=== Section Start ===
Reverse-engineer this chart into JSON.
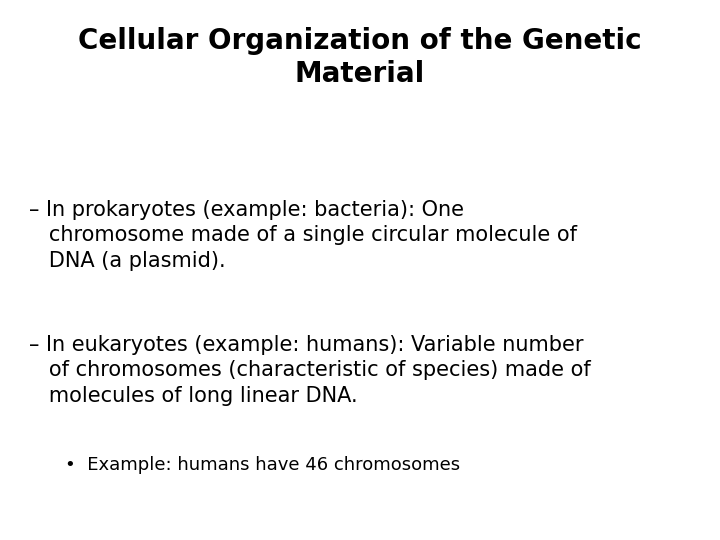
{
  "title_line1": "Cellular Organization of the Genetic",
  "title_line2": "Material",
  "background_color": "#ffffff",
  "text_color": "#000000",
  "title_fontsize": 20,
  "body_fontsize": 15,
  "bullet_fontsize": 13,
  "title_fontweight": "bold",
  "body_fontweight": "normal",
  "bullet1_line1": "– In prokaryotes (example: bacteria): One",
  "bullet1_line2": "   chromosome made of a single circular molecule of",
  "bullet1_line3": "   DNA (a plasmid).",
  "bullet2_line1": "– In eukaryotes (example: humans): Variable number",
  "bullet2_line2": "   of chromosomes (characteristic of species) made of",
  "bullet2_line3": "   molecules of long linear DNA.",
  "sub_bullet": "•  Example: humans have 46 chromosomes"
}
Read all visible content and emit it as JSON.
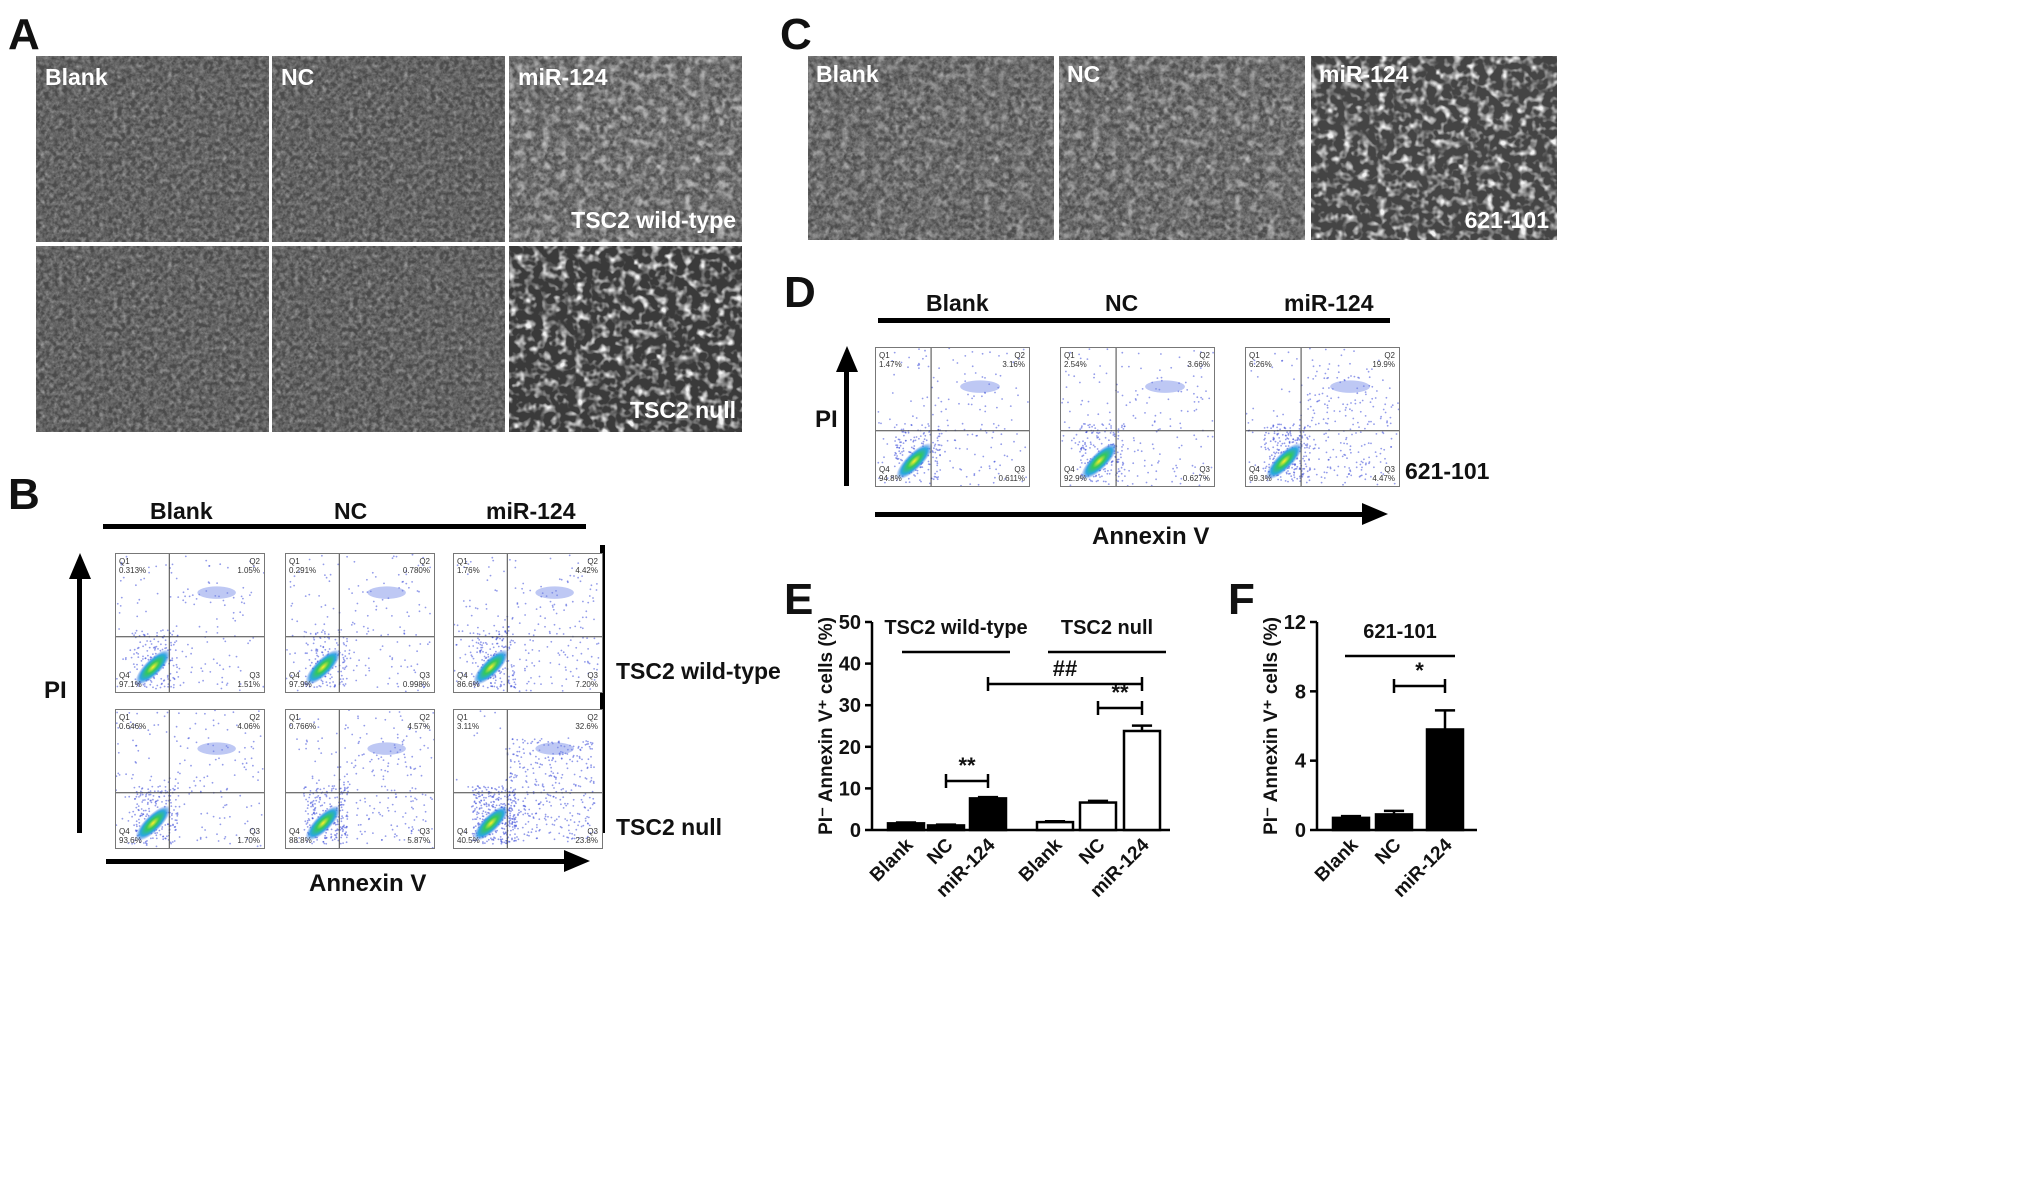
{
  "panels": {
    "A": {
      "letter": "A",
      "images": [
        {
          "label": "Blank"
        },
        {
          "label": "NC"
        },
        {
          "label": "miR-124",
          "corner": "TSC2 wild-type"
        },
        {
          "label": "Blank",
          "hidden": true
        },
        {
          "label": "NC",
          "hidden": true
        },
        {
          "label": "miR-124",
          "hidden": true,
          "corner": "TSC2 null"
        }
      ],
      "corner_top": "TSC2 wild-type",
      "corner_bottom": "TSC2 null"
    },
    "B": {
      "letter": "B",
      "columns": [
        "Blank",
        "NC",
        "miR-124"
      ],
      "row_labels": [
        "TSC2 wild-type",
        "TSC2 null"
      ],
      "y_axis": "PI",
      "x_axis": "Annexin V",
      "plots": [
        {
          "q1": "0.313%",
          "q2": "1.05%",
          "q3": "1.51%",
          "q4": "97.1%"
        },
        {
          "q1": "0.291%",
          "q2": "0.780%",
          "q3": "0.998%",
          "q4": "97.9%"
        },
        {
          "q1": "1.76%",
          "q2": "4.42%",
          "q3": "7.20%",
          "q4": "86.6%"
        },
        {
          "q1": "0.646%",
          "q2": "4.06%",
          "q3": "1.70%",
          "q4": "93.6%"
        },
        {
          "q1": "0.766%",
          "q2": "4.57%",
          "q3": "5.87%",
          "q4": "88.8%"
        },
        {
          "q1": "3.11%",
          "q2": "32.6%",
          "q3": "23.8%",
          "q4": "40.5%"
        }
      ]
    },
    "C": {
      "letter": "C",
      "images": [
        {
          "label": "Blank"
        },
        {
          "label": "NC"
        },
        {
          "label": "miR-124"
        }
      ],
      "corner": "621-101"
    },
    "D": {
      "letter": "D",
      "columns": [
        "Blank",
        "NC",
        "miR-124"
      ],
      "row_label": "621-101",
      "y_axis": "PI",
      "x_axis": "Annexin V",
      "plots": [
        {
          "q1": "1.47%",
          "q2": "3.16%",
          "q3": "0.611%",
          "q4": "94.8%"
        },
        {
          "q1": "2.54%",
          "q2": "3.66%",
          "q3": "0.627%",
          "q4": "92.9%"
        },
        {
          "q1": "6.26%",
          "q2": "19.9%",
          "q3": "4.47%",
          "q4": "69.3%"
        }
      ]
    },
    "E": {
      "letter": "E"
    },
    "F": {
      "letter": "F"
    }
  },
  "chart_data": [
    {
      "type": "bar",
      "panel": "E",
      "ylabel": "PI⁻ Annexin V⁺ cells (%)",
      "ylim": [
        0,
        50
      ],
      "yticks": [
        0,
        10,
        20,
        30,
        40,
        50
      ],
      "groups": [
        "TSC2 wild-type",
        "TSC2 null"
      ],
      "categories": [
        "Blank",
        "NC",
        "miR-124",
        "Blank",
        "NC",
        "miR-124"
      ],
      "values": [
        1.6,
        1.1,
        7.6,
        1.9,
        6.6,
        23.8
      ],
      "errors": [
        0.2,
        0.2,
        0.3,
        0.2,
        0.4,
        1.3
      ],
      "fills": [
        "#000000",
        "#000000",
        "#000000",
        "#ffffff",
        "#ffffff",
        "#ffffff"
      ],
      "annotations": [
        {
          "text": "**",
          "from": 1,
          "to": 2
        },
        {
          "text": "**",
          "from": 4,
          "to": 5
        },
        {
          "text": "##",
          "from": 2,
          "to": 5
        }
      ]
    },
    {
      "type": "bar",
      "panel": "F",
      "ylabel": "PI⁻ Annexin V⁺ cells (%)",
      "ylim": [
        0,
        12
      ],
      "yticks": [
        0,
        4,
        8,
        12
      ],
      "groups": [
        "621-101"
      ],
      "categories": [
        "Blank",
        "NC",
        "miR-124"
      ],
      "values": [
        0.7,
        0.9,
        5.8
      ],
      "errors": [
        0.1,
        0.2,
        1.1
      ],
      "fills": [
        "#000000",
        "#000000",
        "#000000"
      ],
      "annotations": [
        {
          "text": "*",
          "from": 1,
          "to": 2
        }
      ]
    }
  ]
}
=== Section End ===
▸ **Action item**
Make an exact copy of every record, pictures excluded.

▸ **Answer to this problem**
Reverse-engineer this chart into JSON.
{
  "title_line1": "Cellular Organization of the Genetic",
  "title_line2": "Material",
  "background_color": "#ffffff",
  "text_color": "#000000",
  "title_fontsize": 20,
  "body_fontsize": 15,
  "bullet_fontsize": 13,
  "title_fontweight": "bold",
  "body_fontweight": "normal",
  "bullet1_line1": "– In prokaryotes (example: bacteria): One",
  "bullet1_line2": "   chromosome made of a single circular molecule of",
  "bullet1_line3": "   DNA (a plasmid).",
  "bullet2_line1": "– In eukaryotes (example: humans): Variable number",
  "bullet2_line2": "   of chromosomes (characteristic of species) made of",
  "bullet2_line3": "   molecules of long linear DNA.",
  "sub_bullet": "•  Example: humans have 46 chromosomes"
}
Read all visible content and emit it as JSON.
{
  "panels": {
    "A": {
      "letter": "A",
      "images": [
        {
          "label": "Blank"
        },
        {
          "label": "NC"
        },
        {
          "label": "miR-124",
          "corner": "TSC2 wild-type"
        },
        {
          "label": "Blank",
          "hidden": true
        },
        {
          "label": "NC",
          "hidden": true
        },
        {
          "label": "miR-124",
          "hidden": true,
          "corner": "TSC2 null"
        }
      ],
      "corner_top": "TSC2 wild-type",
      "corner_bottom": "TSC2 null"
    },
    "B": {
      "letter": "B",
      "columns": [
        "Blank",
        "NC",
        "miR-124"
      ],
      "row_labels": [
        "TSC2 wild-type",
        "TSC2 null"
      ],
      "y_axis": "PI",
      "x_axis": "Annexin V",
      "plots": [
        {
          "q1": "0.313%",
          "q2": "1.05%",
          "q3": "1.51%",
          "q4": "97.1%"
        },
        {
          "q1": "0.291%",
          "q2": "0.780%",
          "q3": "0.998%",
          "q4": "97.9%"
        },
        {
          "q1": "1.76%",
          "q2": "4.42%",
          "q3": "7.20%",
          "q4": "86.6%"
        },
        {
          "q1": "0.646%",
          "q2": "4.06%",
          "q3": "1.70%",
          "q4": "93.6%"
        },
        {
          "q1": "0.766%",
          "q2": "4.57%",
          "q3": "5.87%",
          "q4": "88.8%"
        },
        {
          "q1": "3.11%",
          "q2": "32.6%",
          "q3": "23.8%",
          "q4": "40.5%"
        }
      ]
    },
    "C": {
      "letter": "C",
      "images": [
        {
          "label": "Blank"
        },
        {
          "label": "NC"
        },
        {
          "label": "miR-124"
        }
      ],
      "corner": "621-101"
    },
    "D": {
      "letter": "D",
      "columns": [
        "Blank",
        "NC",
        "miR-124"
      ],
      "row_label": "621-101",
      "y_axis": "PI",
      "x_axis": "Annexin V",
      "plots": [
        {
          "q1": "1.47%",
          "q2": "3.16%",
          "q3": "0.611%",
          "q4": "94.8%"
        },
        {
          "q1": "2.54%",
          "q2": "3.66%",
          "q3": "0.627%",
          "q4": "92.9%"
        },
        {
          "q1": "6.26%",
          "q2": "19.9%",
          "q3": "4.47%",
          "q4": "69.3%"
        }
      ]
    },
    "E": {
      "letter": "E"
    },
    "F": {
      "letter": "F"
    }
  },
  "chart_data": [
    {
      "type": "bar",
      "panel": "E",
      "ylabel": "PI⁻ Annexin V⁺ cells (%)",
      "ylim": [
        0,
        50
      ],
      "yticks": [
        0,
        10,
        20,
        30,
        40,
        50
      ],
      "groups": [
        "TSC2 wild-type",
        "TSC2 null"
      ],
      "categories": [
        "Blank",
        "NC",
        "miR-124",
        "Blank",
        "NC",
        "miR-124"
      ],
      "values": [
        1.6,
        1.1,
        7.6,
        1.9,
        6.6,
        23.8
      ],
      "errors": [
        0.2,
        0.2,
        0.3,
        0.2,
        0.4,
        1.3
      ],
      "fills": [
        "#000000",
        "#000000",
        "#000000",
        "#ffffff",
        "#ffffff",
        "#ffffff"
      ],
      "annotations": [
        {
          "text": "**",
          "from": 1,
          "to": 2
        },
        {
          "text": "**",
          "from": 4,
          "to": 5
        },
        {
          "text": "##",
          "from": 2,
          "to": 5
        }
      ]
    },
    {
      "type": "bar",
      "panel": "F",
      "ylabel": "PI⁻ Annexin V⁺ cells (%)",
      "ylim": [
        0,
        12
      ],
      "yticks": [
        0,
        4,
        8,
        12
      ],
      "groups": [
        "621-101"
      ],
      "categories": [
        "Blank",
        "NC",
        "miR-124"
      ],
      "values": [
        0.7,
        0.9,
        5.8
      ],
      "errors": [
        0.1,
        0.2,
        1.1
      ],
      "fills": [
        "#000000",
        "#000000",
        "#000000"
      ],
      "annotations": [
        {
          "text": "*",
          "from": 1,
          "to": 2
        }
      ]
    }
  ]
}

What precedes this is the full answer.